## [EXERCISE INPUT]
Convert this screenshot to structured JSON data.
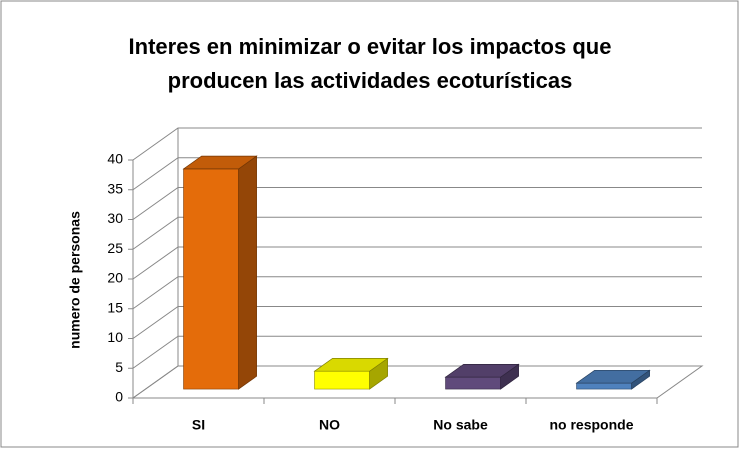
{
  "chart_data": {
    "type": "bar3d",
    "title": [
      "Interes  en minimizar o evitar los impactos que",
      "producen las actividades ecoturísticas"
    ],
    "y_label": "numero de personas",
    "categories": [
      "SI",
      "NO",
      "No sabe",
      "no responde"
    ],
    "values": [
      37,
      3,
      2,
      1
    ],
    "colors": [
      "#e46c0a",
      "#ffff00",
      "#604a7b",
      "#4f81bd"
    ],
    "ylim": [
      0,
      40
    ],
    "yticks": [
      0,
      5,
      10,
      15,
      20,
      25,
      30,
      35,
      40
    ],
    "grid": true
  }
}
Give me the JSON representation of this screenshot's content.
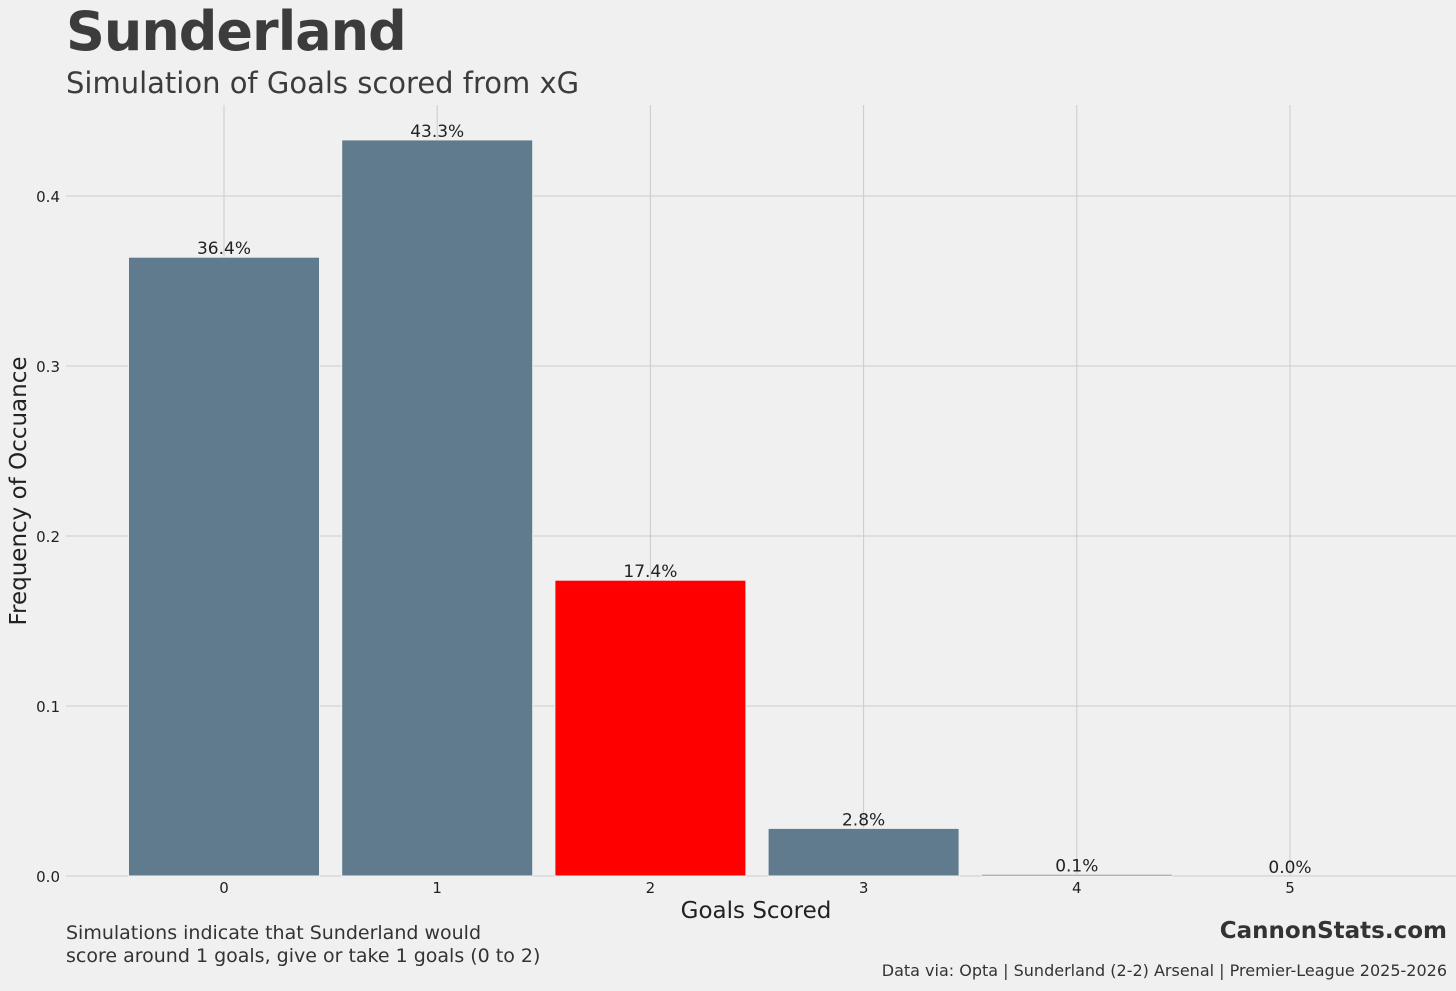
{
  "header": {
    "title": "Sunderland",
    "subtitle": "Simulation of Goals scored from xG"
  },
  "chart_data": {
    "type": "bar",
    "categories": [
      "0",
      "1",
      "2",
      "3",
      "4",
      "5"
    ],
    "values": [
      0.364,
      0.433,
      0.174,
      0.028,
      0.001,
      0.0
    ],
    "data_labels": [
      "36.4%",
      "43.3%",
      "17.4%",
      "2.8%",
      "0.1%",
      "0.0%"
    ],
    "xlabel": "Goals Scored",
    "ylabel": "Frequency of Occuance",
    "ylim": [
      0,
      0.45
    ],
    "yticks": [
      0.0,
      0.1,
      0.2,
      0.3,
      0.4
    ],
    "ytick_labels": [
      "0.0",
      "0.1",
      "0.2",
      "0.3",
      "0.4"
    ],
    "grid": true,
    "bar_color": "#607b8d",
    "highlight_color": "#ff0000",
    "highlight_index": 2
  },
  "footer": {
    "note_line1": "Simulations indicate that Sunderland would",
    "note_line2": "score around 1 goals, give or take 1 goals (0 to 2)",
    "brand": "CannonStats.com",
    "source": "Data via: Opta | Sunderland (2-2) Arsenal | Premier-League 2025-2026"
  }
}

## [TASK]
Write out the entries again, exactly as given, skipping any images.

## [EXERCISE ANSWER]
Convert this screenshot to structured JSON data.
{
  "chart_data": {
    "type": "bar3d",
    "title": [
      "Interes  en minimizar o evitar los impactos que",
      "producen las actividades ecoturísticas"
    ],
    "y_label": "numero de personas",
    "categories": [
      "SI",
      "NO",
      "No sabe",
      "no responde"
    ],
    "values": [
      37,
      3,
      2,
      1
    ],
    "colors": [
      "#e46c0a",
      "#ffff00",
      "#604a7b",
      "#4f81bd"
    ],
    "ylim": [
      0,
      40
    ],
    "yticks": [
      0,
      5,
      10,
      15,
      20,
      25,
      30,
      35,
      40
    ],
    "grid": true
  }
}
Give me the JSON representation of this screenshot's content.
{
  "header": {
    "title": "Sunderland",
    "subtitle": "Simulation of Goals scored from xG"
  },
  "chart_data": {
    "type": "bar",
    "categories": [
      "0",
      "1",
      "2",
      "3",
      "4",
      "5"
    ],
    "values": [
      0.364,
      0.433,
      0.174,
      0.028,
      0.001,
      0.0
    ],
    "data_labels": [
      "36.4%",
      "43.3%",
      "17.4%",
      "2.8%",
      "0.1%",
      "0.0%"
    ],
    "xlabel": "Goals Scored",
    "ylabel": "Frequency of Occuance",
    "ylim": [
      0,
      0.45
    ],
    "yticks": [
      0.0,
      0.1,
      0.2,
      0.3,
      0.4
    ],
    "ytick_labels": [
      "0.0",
      "0.1",
      "0.2",
      "0.3",
      "0.4"
    ],
    "grid": true,
    "bar_color": "#607b8d",
    "highlight_color": "#ff0000",
    "highlight_index": 2
  },
  "footer": {
    "note_line1": "Simulations indicate that Sunderland would",
    "note_line2": "score around 1 goals, give or take 1 goals (0 to 2)",
    "brand": "CannonStats.com",
    "source": "Data via: Opta | Sunderland (2-2) Arsenal | Premier-League 2025-2026"
  }
}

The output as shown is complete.